Raw records:

....................

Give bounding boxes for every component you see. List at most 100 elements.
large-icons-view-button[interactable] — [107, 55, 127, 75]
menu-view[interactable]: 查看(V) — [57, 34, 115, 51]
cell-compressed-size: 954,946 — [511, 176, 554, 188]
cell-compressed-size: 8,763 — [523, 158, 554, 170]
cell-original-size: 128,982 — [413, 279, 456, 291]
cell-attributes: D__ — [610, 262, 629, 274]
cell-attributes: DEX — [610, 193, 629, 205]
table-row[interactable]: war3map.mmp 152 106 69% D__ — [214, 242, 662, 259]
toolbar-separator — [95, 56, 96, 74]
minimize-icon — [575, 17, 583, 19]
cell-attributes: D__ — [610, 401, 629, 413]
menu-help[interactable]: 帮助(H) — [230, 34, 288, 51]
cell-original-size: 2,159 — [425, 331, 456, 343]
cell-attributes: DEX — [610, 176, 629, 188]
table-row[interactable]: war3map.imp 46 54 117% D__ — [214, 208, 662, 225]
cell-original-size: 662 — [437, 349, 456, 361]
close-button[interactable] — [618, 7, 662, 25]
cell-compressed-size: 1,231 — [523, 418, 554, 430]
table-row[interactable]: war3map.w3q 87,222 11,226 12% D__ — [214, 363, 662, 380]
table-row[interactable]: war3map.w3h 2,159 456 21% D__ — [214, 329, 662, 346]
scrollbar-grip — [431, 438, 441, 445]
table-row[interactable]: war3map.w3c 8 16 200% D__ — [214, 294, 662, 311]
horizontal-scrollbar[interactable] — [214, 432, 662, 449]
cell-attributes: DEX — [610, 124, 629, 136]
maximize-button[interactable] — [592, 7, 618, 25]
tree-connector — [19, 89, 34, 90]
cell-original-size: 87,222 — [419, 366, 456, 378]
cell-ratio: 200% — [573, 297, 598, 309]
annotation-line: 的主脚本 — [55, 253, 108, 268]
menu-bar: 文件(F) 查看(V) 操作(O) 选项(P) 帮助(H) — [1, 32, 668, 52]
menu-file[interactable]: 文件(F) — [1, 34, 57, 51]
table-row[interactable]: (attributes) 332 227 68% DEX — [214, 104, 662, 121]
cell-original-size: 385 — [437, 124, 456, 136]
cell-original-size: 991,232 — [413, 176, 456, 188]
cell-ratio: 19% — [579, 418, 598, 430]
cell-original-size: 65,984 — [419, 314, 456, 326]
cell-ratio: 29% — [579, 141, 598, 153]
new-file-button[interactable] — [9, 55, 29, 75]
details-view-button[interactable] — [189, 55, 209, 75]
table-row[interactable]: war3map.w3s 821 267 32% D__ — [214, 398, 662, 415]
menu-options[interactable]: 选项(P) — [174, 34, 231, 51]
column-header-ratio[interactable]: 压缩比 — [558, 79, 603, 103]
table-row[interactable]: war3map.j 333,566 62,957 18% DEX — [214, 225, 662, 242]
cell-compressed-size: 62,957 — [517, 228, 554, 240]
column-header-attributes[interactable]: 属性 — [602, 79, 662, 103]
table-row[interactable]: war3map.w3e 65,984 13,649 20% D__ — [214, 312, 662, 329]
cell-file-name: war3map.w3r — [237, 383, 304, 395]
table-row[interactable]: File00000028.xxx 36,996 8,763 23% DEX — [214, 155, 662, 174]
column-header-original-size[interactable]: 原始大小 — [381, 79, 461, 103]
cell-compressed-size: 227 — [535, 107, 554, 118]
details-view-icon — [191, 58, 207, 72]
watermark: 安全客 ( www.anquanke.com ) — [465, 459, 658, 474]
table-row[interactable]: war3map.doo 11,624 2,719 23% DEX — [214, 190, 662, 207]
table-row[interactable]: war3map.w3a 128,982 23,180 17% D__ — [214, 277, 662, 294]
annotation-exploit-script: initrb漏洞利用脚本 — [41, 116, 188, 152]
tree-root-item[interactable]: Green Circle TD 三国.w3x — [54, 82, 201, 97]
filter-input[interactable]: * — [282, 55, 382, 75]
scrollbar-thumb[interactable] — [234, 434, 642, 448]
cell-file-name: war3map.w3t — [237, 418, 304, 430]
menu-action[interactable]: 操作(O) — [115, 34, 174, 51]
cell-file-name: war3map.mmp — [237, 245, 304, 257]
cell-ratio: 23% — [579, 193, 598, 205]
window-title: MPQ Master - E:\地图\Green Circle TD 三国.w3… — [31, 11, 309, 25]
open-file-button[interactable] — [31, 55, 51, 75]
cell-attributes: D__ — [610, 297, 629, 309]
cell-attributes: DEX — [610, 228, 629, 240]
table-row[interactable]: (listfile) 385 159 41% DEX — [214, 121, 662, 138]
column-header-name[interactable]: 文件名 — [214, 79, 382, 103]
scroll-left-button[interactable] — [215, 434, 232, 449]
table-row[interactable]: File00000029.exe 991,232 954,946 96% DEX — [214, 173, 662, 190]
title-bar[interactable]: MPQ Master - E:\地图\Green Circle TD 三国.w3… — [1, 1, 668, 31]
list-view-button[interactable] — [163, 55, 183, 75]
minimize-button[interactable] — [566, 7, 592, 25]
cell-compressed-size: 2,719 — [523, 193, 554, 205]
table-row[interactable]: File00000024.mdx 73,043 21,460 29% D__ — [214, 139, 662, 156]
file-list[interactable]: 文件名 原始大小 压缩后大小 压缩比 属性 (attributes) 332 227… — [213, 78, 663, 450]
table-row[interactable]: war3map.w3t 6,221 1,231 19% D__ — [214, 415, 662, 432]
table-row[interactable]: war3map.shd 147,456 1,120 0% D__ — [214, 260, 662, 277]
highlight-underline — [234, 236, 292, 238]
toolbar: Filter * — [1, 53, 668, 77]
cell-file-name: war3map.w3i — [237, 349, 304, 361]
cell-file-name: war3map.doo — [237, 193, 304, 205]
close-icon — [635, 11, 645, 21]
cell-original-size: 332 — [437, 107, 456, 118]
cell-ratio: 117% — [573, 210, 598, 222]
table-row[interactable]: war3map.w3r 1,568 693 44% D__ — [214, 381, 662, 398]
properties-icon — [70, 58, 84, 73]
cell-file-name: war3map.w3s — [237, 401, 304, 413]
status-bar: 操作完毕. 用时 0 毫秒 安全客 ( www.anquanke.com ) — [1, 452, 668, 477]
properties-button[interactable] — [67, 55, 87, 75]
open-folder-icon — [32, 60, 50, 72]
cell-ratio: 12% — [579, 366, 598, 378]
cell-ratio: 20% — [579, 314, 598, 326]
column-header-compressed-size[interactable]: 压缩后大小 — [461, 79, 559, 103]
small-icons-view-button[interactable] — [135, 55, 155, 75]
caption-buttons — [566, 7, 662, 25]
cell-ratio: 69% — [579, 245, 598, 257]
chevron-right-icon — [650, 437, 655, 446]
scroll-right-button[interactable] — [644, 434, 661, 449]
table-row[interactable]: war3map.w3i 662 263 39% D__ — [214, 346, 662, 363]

....................

TASK OBJECTIVE: Copy out all of the records above line for line, with no changes.

EXERCISE RESULT:
Give bounding boxes for every component you see. List at most 100 elements.
large-icons-view-button[interactable] — [107, 55, 127, 75]
menu-view[interactable]: 查看(V) — [57, 34, 115, 51]
cell-compressed-size: 954,946 — [511, 176, 554, 188]
cell-compressed-size: 8,763 — [523, 158, 554, 170]
cell-original-size: 128,982 — [413, 279, 456, 291]
cell-attributes: D__ — [610, 262, 629, 274]
cell-attributes: DEX — [610, 193, 629, 205]
table-row[interactable]: war3map.mmp 152 106 69% D__ — [214, 242, 662, 259]
toolbar-separator — [95, 56, 96, 74]
minimize-icon — [575, 17, 583, 19]
cell-attributes: D__ — [610, 401, 629, 413]
menu-help[interactable]: 帮助(H) — [230, 34, 288, 51]
cell-original-size: 2,159 — [425, 331, 456, 343]
cell-attributes: DEX — [610, 176, 629, 188]
table-row[interactable]: war3map.imp 46 54 117% D__ — [214, 208, 662, 225]
cell-original-size: 662 — [437, 349, 456, 361]
close-button[interactable] — [618, 7, 662, 25]
cell-compressed-size: 1,231 — [523, 418, 554, 430]
table-row[interactable]: war3map.w3q 87,222 11,226 12% D__ — [214, 363, 662, 380]
table-row[interactable]: war3map.w3h 2,159 456 21% D__ — [214, 329, 662, 346]
scrollbar-grip — [431, 438, 441, 445]
table-row[interactable]: war3map.w3c 8 16 200% D__ — [214, 294, 662, 311]
horizontal-scrollbar[interactable] — [214, 432, 662, 449]
cell-attributes: DEX — [610, 124, 629, 136]
maximize-button[interactable] — [592, 7, 618, 25]
tree-connector — [19, 89, 34, 90]
cell-original-size: 87,222 — [419, 366, 456, 378]
cell-ratio: 200% — [573, 297, 598, 309]
annotation-line: 的主脚本 — [55, 253, 108, 268]
menu-bar: 文件(F) 查看(V) 操作(O) 选项(P) 帮助(H) — [1, 32, 668, 52]
menu-file[interactable]: 文件(F) — [1, 34, 57, 51]
table-row[interactable]: (attributes) 332 227 68% DEX — [214, 104, 662, 121]
cell-original-size: 385 — [437, 124, 456, 136]
cell-original-size: 991,232 — [413, 176, 456, 188]
cell-ratio: 19% — [579, 418, 598, 430]
cell-original-size: 65,984 — [419, 314, 456, 326]
cell-ratio: 29% — [579, 141, 598, 153]
new-file-button[interactable] — [9, 55, 29, 75]
details-view-button[interactable] — [189, 55, 209, 75]
table-row[interactable]: war3map.w3s 821 267 32% D__ — [214, 398, 662, 415]
menu-options[interactable]: 选项(P) — [174, 34, 231, 51]
column-header-ratio[interactable]: 压缩比 — [558, 79, 603, 103]
table-row[interactable]: war3map.j 333,566 62,957 18% DEX — [214, 225, 662, 242]
cell-compressed-size: 62,957 — [517, 228, 554, 240]
column-header-attributes[interactable]: 属性 — [602, 79, 662, 103]
table-row[interactable]: war3map.w3e 65,984 13,649 20% D__ — [214, 312, 662, 329]
cell-file-name: war3map.w3r — [237, 383, 304, 395]
table-row[interactable]: File00000028.xxx 36,996 8,763 23% DEX — [214, 155, 662, 174]
column-header-original-size[interactable]: 原始大小 — [381, 79, 461, 103]
cell-compressed-size: 227 — [535, 107, 554, 118]
details-view-icon — [191, 58, 207, 72]
watermark: 安全客 ( www.anquanke.com ) — [465, 459, 658, 474]
table-row[interactable]: war3map.doo 11,624 2,719 23% DEX — [214, 190, 662, 207]
table-row[interactable]: war3map.w3a 128,982 23,180 17% D__ — [214, 277, 662, 294]
annotation-exploit-script: initrb漏洞利用脚本 — [41, 116, 188, 152]
tree-root-item[interactable]: Green Circle TD 三国.w3x — [54, 82, 201, 97]
filter-input[interactable]: * — [282, 55, 382, 75]
scrollbar-thumb[interactable] — [234, 434, 642, 448]
cell-file-name: war3map.w3t — [237, 418, 304, 430]
menu-action[interactable]: 操作(O) — [115, 34, 174, 51]
cell-file-name: war3map.mmp — [237, 245, 304, 257]
cell-ratio: 23% — [579, 193, 598, 205]
window-title: MPQ Master - E:\地图\Green Circle TD 三国.w3… — [31, 11, 309, 25]
open-file-button[interactable] — [31, 55, 51, 75]
cell-attributes: D__ — [610, 297, 629, 309]
cell-attributes: DEX — [610, 228, 629, 240]
table-row[interactable]: (listfile) 385 159 41% DEX — [214, 121, 662, 138]
column-header-name[interactable]: 文件名 — [214, 79, 382, 103]
scroll-left-button[interactable] — [215, 434, 232, 449]
table-row[interactable]: File00000029.exe 991,232 954,946 96% DEX — [214, 173, 662, 190]
title-bar[interactable]: MPQ Master - E:\地图\Green Circle TD 三国.w3… — [1, 1, 668, 31]
list-view-button[interactable] — [163, 55, 183, 75]
minimize-button[interactable] — [566, 7, 592, 25]
cell-compressed-size: 2,719 — [523, 193, 554, 205]
table-row[interactable]: File00000024.mdx 73,043 21,460 29% D__ — [214, 139, 662, 156]
file-list[interactable]: 文件名 原始大小 压缩后大小 压缩比 属性 (attributes) 332 227… — [213, 78, 663, 450]
table-row[interactable]: war3map.w3t 6,221 1,231 19% D__ — [214, 415, 662, 432]
table-row[interactable]: war3map.shd 147,456 1,120 0% D__ — [214, 260, 662, 277]
highlight-underline — [234, 236, 292, 238]
toolbar: Filter * — [1, 53, 668, 77]
cell-file-name: war3map.w3i — [237, 349, 304, 361]
cell-file-name: war3map.doo — [237, 193, 304, 205]
close-icon — [635, 11, 645, 21]
cell-original-size: 332 — [437, 107, 456, 118]
cell-ratio: 117% — [573, 210, 598, 222]
table-row[interactable]: war3map.w3r 1,568 693 44% D__ — [214, 381, 662, 398]
properties-icon — [70, 58, 84, 73]
cell-file-name: war3map.w3s — [237, 401, 304, 413]
status-bar: 操作完毕. 用时 0 毫秒 安全客 ( www.anquanke.com ) — [1, 452, 668, 477]
properties-button[interactable] — [67, 55, 87, 75]
open-folder-icon — [32, 60, 50, 72]
cell-ratio: 12% — [579, 366, 598, 378]
cell-ratio: 20% — [579, 314, 598, 326]
column-header-compressed-size[interactable]: 压缩后大小 — [461, 79, 559, 103]
small-icons-view-button[interactable] — [135, 55, 155, 75]
caption-buttons — [566, 7, 662, 25]
cell-ratio: 69% — [579, 245, 598, 257]
chevron-right-icon — [650, 437, 655, 446]
scroll-right-button[interactable] — [644, 434, 661, 449]
table-row[interactable]: war3map.w3i 662 263 39% D__ — [214, 346, 662, 363]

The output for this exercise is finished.